*GIVEN EXERCISE*
Locate each line in the records containing "yield". Copy it.

*DATASET EXCERPTS*
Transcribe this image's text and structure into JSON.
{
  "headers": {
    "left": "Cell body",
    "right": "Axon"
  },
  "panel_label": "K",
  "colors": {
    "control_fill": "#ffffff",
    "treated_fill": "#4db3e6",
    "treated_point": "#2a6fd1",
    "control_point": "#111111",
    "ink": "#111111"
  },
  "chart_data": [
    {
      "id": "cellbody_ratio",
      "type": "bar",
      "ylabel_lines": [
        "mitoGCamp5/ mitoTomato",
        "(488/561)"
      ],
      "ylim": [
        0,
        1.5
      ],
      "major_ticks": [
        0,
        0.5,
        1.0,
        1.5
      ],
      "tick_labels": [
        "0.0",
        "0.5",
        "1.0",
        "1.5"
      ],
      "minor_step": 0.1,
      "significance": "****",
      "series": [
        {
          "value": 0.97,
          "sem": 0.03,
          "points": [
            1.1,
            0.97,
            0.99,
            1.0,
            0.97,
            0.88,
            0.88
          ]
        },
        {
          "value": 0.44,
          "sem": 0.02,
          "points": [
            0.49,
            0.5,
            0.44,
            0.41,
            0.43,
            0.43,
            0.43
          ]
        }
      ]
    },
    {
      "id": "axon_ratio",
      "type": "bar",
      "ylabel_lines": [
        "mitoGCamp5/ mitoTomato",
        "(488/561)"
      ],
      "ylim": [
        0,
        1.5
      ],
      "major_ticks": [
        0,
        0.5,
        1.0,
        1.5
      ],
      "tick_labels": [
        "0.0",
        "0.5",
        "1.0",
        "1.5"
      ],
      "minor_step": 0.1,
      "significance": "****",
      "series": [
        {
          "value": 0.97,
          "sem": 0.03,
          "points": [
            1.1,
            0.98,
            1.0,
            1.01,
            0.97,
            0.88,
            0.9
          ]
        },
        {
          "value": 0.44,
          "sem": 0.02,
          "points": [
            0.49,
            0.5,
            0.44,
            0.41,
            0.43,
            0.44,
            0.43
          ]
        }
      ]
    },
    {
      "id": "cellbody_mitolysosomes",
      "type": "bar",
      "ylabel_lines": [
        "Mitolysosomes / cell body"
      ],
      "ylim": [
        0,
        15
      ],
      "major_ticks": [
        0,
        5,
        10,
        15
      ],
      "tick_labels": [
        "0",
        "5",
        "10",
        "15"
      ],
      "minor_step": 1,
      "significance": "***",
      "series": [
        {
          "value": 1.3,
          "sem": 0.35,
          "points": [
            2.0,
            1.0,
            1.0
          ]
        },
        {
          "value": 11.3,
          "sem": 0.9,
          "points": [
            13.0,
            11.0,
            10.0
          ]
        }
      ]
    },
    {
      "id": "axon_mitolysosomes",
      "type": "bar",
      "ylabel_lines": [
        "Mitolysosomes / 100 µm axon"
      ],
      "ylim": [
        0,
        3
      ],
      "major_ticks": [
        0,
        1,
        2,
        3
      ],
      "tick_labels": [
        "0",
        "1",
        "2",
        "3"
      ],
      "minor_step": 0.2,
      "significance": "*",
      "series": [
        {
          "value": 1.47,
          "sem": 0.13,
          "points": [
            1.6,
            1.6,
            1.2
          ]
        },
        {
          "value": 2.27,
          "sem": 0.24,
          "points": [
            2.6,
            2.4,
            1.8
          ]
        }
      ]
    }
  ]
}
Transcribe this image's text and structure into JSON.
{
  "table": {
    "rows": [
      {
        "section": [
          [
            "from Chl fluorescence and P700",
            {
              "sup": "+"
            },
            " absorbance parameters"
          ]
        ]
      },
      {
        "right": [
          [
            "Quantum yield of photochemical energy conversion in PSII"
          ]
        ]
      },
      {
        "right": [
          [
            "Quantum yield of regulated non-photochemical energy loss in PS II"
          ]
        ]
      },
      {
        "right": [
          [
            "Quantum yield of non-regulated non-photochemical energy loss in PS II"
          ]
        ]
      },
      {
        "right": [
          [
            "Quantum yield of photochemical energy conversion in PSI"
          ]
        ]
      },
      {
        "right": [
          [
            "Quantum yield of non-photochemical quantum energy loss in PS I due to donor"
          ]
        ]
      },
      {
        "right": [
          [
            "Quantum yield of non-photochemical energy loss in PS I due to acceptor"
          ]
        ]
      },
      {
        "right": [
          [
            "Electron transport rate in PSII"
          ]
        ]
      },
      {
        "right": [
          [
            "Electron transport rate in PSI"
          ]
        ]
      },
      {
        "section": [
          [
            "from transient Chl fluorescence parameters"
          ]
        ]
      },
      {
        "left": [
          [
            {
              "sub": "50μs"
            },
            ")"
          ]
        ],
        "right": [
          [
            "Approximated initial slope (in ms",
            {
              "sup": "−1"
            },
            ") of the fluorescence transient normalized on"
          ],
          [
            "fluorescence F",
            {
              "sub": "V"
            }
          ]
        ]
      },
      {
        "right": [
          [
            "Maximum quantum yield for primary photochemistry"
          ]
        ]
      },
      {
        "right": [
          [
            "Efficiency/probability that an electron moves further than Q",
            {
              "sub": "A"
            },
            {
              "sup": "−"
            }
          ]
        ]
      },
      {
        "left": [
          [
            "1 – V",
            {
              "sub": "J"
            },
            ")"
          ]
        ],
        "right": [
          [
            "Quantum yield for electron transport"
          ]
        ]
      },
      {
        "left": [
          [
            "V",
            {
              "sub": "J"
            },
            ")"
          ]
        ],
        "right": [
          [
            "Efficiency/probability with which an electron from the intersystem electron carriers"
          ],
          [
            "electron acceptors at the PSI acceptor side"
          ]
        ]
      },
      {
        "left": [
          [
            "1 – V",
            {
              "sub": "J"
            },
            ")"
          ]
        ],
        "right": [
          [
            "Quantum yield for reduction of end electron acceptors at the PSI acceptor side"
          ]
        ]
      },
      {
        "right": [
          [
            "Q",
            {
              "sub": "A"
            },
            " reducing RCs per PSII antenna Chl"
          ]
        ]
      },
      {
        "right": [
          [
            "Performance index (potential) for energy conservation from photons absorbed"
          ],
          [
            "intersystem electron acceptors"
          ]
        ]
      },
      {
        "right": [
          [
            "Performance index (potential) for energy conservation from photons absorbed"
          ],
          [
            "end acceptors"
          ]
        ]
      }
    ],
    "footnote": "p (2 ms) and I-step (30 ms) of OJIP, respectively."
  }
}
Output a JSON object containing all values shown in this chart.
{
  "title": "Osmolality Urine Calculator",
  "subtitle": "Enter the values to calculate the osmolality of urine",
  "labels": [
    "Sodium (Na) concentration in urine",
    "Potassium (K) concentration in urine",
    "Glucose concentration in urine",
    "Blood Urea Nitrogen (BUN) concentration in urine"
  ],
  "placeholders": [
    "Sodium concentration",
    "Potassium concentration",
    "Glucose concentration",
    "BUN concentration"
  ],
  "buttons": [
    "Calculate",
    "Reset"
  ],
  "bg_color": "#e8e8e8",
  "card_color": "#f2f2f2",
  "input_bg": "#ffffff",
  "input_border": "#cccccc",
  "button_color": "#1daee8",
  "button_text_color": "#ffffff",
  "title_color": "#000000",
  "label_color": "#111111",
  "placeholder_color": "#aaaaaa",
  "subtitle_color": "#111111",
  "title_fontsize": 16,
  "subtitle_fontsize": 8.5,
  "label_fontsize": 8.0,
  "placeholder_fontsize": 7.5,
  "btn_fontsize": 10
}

*REPLY*
            "Quantum yield of photochemical energy conversion in PSII"
            "Quantum yield of regulated non-photochemical energy loss in PS II"
            "Quantum yield of non-regulated non-photochemical energy loss in PS II"
            "Quantum yield of photochemical energy conversion in PSI"
            "Quantum yield of non-photochemical quantum energy loss in PS I due to donor"
            "Quantum yield of non-photochemical energy loss in PS I due to acceptor"
            "Maximum quantum yield for primary photochemistry"
            "Quantum yield for electron transport"
            "Quantum yield for reduction of end electron acceptors at the PSI acceptor side"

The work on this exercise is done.